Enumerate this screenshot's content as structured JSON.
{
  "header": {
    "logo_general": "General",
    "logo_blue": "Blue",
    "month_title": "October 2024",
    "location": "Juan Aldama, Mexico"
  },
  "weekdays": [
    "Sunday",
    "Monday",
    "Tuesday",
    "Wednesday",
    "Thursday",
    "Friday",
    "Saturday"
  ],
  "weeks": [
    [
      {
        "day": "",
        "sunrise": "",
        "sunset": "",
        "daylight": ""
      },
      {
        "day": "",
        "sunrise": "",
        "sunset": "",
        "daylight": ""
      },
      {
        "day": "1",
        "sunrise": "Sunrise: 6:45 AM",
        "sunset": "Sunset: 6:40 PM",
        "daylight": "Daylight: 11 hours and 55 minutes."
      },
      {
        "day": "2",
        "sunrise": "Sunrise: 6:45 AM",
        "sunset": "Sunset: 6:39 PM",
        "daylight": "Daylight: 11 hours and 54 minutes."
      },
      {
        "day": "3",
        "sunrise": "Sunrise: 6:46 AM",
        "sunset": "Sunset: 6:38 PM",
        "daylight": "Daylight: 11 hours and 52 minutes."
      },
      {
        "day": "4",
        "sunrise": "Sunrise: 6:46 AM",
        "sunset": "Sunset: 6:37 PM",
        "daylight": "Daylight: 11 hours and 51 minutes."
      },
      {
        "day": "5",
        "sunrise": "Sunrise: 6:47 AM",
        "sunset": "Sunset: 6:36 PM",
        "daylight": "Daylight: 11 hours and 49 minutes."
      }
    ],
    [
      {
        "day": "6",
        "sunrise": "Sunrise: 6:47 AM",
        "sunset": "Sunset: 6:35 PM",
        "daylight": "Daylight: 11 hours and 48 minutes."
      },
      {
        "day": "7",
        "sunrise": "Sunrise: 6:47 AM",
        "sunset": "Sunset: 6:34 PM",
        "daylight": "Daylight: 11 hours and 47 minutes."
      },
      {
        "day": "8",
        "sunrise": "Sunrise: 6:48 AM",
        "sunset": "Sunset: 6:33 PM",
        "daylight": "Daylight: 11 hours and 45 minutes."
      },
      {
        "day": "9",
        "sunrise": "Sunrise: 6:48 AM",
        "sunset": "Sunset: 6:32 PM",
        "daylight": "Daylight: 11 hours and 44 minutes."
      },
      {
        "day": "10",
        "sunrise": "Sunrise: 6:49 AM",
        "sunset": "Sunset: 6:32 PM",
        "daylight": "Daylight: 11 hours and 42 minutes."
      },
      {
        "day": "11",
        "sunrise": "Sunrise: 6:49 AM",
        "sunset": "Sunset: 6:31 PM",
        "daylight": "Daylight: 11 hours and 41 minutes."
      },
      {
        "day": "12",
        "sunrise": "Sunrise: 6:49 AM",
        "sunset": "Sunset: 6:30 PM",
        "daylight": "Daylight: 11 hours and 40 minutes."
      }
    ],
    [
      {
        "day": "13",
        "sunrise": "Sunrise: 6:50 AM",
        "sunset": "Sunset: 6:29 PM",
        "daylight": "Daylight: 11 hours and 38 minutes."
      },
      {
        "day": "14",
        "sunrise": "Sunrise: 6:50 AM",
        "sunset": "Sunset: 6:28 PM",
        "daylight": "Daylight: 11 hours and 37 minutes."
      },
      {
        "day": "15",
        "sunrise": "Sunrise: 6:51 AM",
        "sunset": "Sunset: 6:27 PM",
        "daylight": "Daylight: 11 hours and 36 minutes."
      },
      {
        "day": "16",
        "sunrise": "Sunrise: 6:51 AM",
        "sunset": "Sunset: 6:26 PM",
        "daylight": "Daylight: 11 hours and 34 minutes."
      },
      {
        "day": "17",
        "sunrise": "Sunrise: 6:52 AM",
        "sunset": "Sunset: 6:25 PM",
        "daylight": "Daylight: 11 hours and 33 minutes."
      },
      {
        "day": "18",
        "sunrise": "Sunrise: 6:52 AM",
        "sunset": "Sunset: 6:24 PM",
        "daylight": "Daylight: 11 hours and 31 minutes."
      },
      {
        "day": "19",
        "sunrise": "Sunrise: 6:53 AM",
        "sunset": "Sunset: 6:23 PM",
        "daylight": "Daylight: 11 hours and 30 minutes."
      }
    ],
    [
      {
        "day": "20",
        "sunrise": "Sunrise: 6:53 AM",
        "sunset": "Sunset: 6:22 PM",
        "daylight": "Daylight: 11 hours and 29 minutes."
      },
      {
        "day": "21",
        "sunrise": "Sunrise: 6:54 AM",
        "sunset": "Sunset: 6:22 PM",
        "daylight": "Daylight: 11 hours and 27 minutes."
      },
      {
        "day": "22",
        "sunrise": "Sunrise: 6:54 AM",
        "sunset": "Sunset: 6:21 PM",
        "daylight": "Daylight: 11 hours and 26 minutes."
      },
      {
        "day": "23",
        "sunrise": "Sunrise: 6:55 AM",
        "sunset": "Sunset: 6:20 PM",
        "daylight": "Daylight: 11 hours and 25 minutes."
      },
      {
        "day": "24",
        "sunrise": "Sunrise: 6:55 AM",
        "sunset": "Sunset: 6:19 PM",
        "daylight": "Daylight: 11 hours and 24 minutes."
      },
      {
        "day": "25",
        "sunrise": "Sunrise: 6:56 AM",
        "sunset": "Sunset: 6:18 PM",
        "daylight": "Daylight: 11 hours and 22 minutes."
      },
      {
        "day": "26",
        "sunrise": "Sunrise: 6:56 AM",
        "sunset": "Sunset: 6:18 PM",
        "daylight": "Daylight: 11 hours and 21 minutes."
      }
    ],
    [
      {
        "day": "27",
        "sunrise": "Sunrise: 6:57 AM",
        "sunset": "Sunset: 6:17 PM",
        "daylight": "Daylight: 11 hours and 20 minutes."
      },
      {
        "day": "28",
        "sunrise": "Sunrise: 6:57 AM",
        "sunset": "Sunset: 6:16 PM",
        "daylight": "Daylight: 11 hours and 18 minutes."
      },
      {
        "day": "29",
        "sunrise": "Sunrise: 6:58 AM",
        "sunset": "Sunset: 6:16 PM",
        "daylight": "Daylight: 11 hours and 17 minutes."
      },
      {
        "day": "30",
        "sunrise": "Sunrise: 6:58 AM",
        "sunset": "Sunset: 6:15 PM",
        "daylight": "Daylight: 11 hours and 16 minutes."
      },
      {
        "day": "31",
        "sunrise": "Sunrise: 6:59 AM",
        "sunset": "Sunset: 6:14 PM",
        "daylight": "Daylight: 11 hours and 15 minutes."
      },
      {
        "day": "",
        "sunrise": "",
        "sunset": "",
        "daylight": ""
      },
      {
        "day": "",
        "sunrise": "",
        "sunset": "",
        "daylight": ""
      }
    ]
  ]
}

--- --- ---

### Task statement
Copy out the full listing exactly.

### Response to this task
Enumerate this screenshot's content as structured JSON.
{
  "header": {
    "logo_general": "General",
    "logo_blue": "Blue",
    "month_title": "October 2024",
    "location": "Juan Aldama, Mexico"
  },
  "weekdays": [
    "Sunday",
    "Monday",
    "Tuesday",
    "Wednesday",
    "Thursday",
    "Friday",
    "Saturday"
  ],
  "weeks": [
    [
      {
        "day": "",
        "sunrise": "",
        "sunset": "",
        "daylight": ""
      },
      {
        "day": "",
        "sunrise": "",
        "sunset": "",
        "daylight": ""
      },
      {
        "day": "1",
        "sunrise": "Sunrise: 6:45 AM",
        "sunset": "Sunset: 6:40 PM",
        "daylight": "Daylight: 11 hours and 55 minutes."
      },
      {
        "day": "2",
        "sunrise": "Sunrise: 6:45 AM",
        "sunset": "Sunset: 6:39 PM",
        "daylight": "Daylight: 11 hours and 54 minutes."
      },
      {
        "day": "3",
        "sunrise": "Sunrise: 6:46 AM",
        "sunset": "Sunset: 6:38 PM",
        "daylight": "Daylight: 11 hours and 52 minutes."
      },
      {
        "day": "4",
        "sunrise": "Sunrise: 6:46 AM",
        "sunset": "Sunset: 6:37 PM",
        "daylight": "Daylight: 11 hours and 51 minutes."
      },
      {
        "day": "5",
        "sunrise": "Sunrise: 6:47 AM",
        "sunset": "Sunset: 6:36 PM",
        "daylight": "Daylight: 11 hours and 49 minutes."
      }
    ],
    [
      {
        "day": "6",
        "sunrise": "Sunrise: 6:47 AM",
        "sunset": "Sunset: 6:35 PM",
        "daylight": "Daylight: 11 hours and 48 minutes."
      },
      {
        "day": "7",
        "sunrise": "Sunrise: 6:47 AM",
        "sunset": "Sunset: 6:34 PM",
        "daylight": "Daylight: 11 hours and 47 minutes."
      },
      {
        "day": "8",
        "sunrise": "Sunrise: 6:48 AM",
        "sunset": "Sunset: 6:33 PM",
        "daylight": "Daylight: 11 hours and 45 minutes."
      },
      {
        "day": "9",
        "sunrise": "Sunrise: 6:48 AM",
        "sunset": "Sunset: 6:32 PM",
        "daylight": "Daylight: 11 hours and 44 minutes."
      },
      {
        "day": "10",
        "sunrise": "Sunrise: 6:49 AM",
        "sunset": "Sunset: 6:32 PM",
        "daylight": "Daylight: 11 hours and 42 minutes."
      },
      {
        "day": "11",
        "sunrise": "Sunrise: 6:49 AM",
        "sunset": "Sunset: 6:31 PM",
        "daylight": "Daylight: 11 hours and 41 minutes."
      },
      {
        "day": "12",
        "sunrise": "Sunrise: 6:49 AM",
        "sunset": "Sunset: 6:30 PM",
        "daylight": "Daylight: 11 hours and 40 minutes."
      }
    ],
    [
      {
        "day": "13",
        "sunrise": "Sunrise: 6:50 AM",
        "sunset": "Sunset: 6:29 PM",
        "daylight": "Daylight: 11 hours and 38 minutes."
      },
      {
        "day": "14",
        "sunrise": "Sunrise: 6:50 AM",
        "sunset": "Sunset: 6:28 PM",
        "daylight": "Daylight: 11 hours and 37 minutes."
      },
      {
        "day": "15",
        "sunrise": "Sunrise: 6:51 AM",
        "sunset": "Sunset: 6:27 PM",
        "daylight": "Daylight: 11 hours and 36 minutes."
      },
      {
        "day": "16",
        "sunrise": "Sunrise: 6:51 AM",
        "sunset": "Sunset: 6:26 PM",
        "daylight": "Daylight: 11 hours and 34 minutes."
      },
      {
        "day": "17",
        "sunrise": "Sunrise: 6:52 AM",
        "sunset": "Sunset: 6:25 PM",
        "daylight": "Daylight: 11 hours and 33 minutes."
      },
      {
        "day": "18",
        "sunrise": "Sunrise: 6:52 AM",
        "sunset": "Sunset: 6:24 PM",
        "daylight": "Daylight: 11 hours and 31 minutes."
      },
      {
        "day": "19",
        "sunrise": "Sunrise: 6:53 AM",
        "sunset": "Sunset: 6:23 PM",
        "daylight": "Daylight: 11 hours and 30 minutes."
      }
    ],
    [
      {
        "day": "20",
        "sunrise": "Sunrise: 6:53 AM",
        "sunset": "Sunset: 6:22 PM",
        "daylight": "Daylight: 11 hours and 29 minutes."
      },
      {
        "day": "21",
        "sunrise": "Sunrise: 6:54 AM",
        "sunset": "Sunset: 6:22 PM",
        "daylight": "Daylight: 11 hours and 27 minutes."
      },
      {
        "day": "22",
        "sunrise": "Sunrise: 6:54 AM",
        "sunset": "Sunset: 6:21 PM",
        "daylight": "Daylight: 11 hours and 26 minutes."
      },
      {
        "day": "23",
        "sunrise": "Sunrise: 6:55 AM",
        "sunset": "Sunset: 6:20 PM",
        "daylight": "Daylight: 11 hours and 25 minutes."
      },
      {
        "day": "24",
        "sunrise": "Sunrise: 6:55 AM",
        "sunset": "Sunset: 6:19 PM",
        "daylight": "Daylight: 11 hours and 24 minutes."
      },
      {
        "day": "25",
        "sunrise": "Sunrise: 6:56 AM",
        "sunset": "Sunset: 6:18 PM",
        "daylight": "Daylight: 11 hours and 22 minutes."
      },
      {
        "day": "26",
        "sunrise": "Sunrise: 6:56 AM",
        "sunset": "Sunset: 6:18 PM",
        "daylight": "Daylight: 11 hours and 21 minutes."
      }
    ],
    [
      {
        "day": "27",
        "sunrise": "Sunrise: 6:57 AM",
        "sunset": "Sunset: 6:17 PM",
        "daylight": "Daylight: 11 hours and 20 minutes."
      },
      {
        "day": "28",
        "sunrise": "Sunrise: 6:57 AM",
        "sunset": "Sunset: 6:16 PM",
        "daylight": "Daylight: 11 hours and 18 minutes."
      },
      {
        "day": "29",
        "sunrise": "Sunrise: 6:58 AM",
        "sunset": "Sunset: 6:16 PM",
        "daylight": "Daylight: 11 hours and 17 minutes."
      },
      {
        "day": "30",
        "sunrise": "Sunrise: 6:58 AM",
        "sunset": "Sunset: 6:15 PM",
        "daylight": "Daylight: 11 hours and 16 minutes."
      },
      {
        "day": "31",
        "sunrise": "Sunrise: 6:59 AM",
        "sunset": "Sunset: 6:14 PM",
        "daylight": "Daylight: 11 hours and 15 minutes."
      },
      {
        "day": "",
        "sunrise": "",
        "sunset": "",
        "daylight": ""
      },
      {
        "day": "",
        "sunrise": "",
        "sunset": "",
        "daylight": ""
      }
    ]
  ]
}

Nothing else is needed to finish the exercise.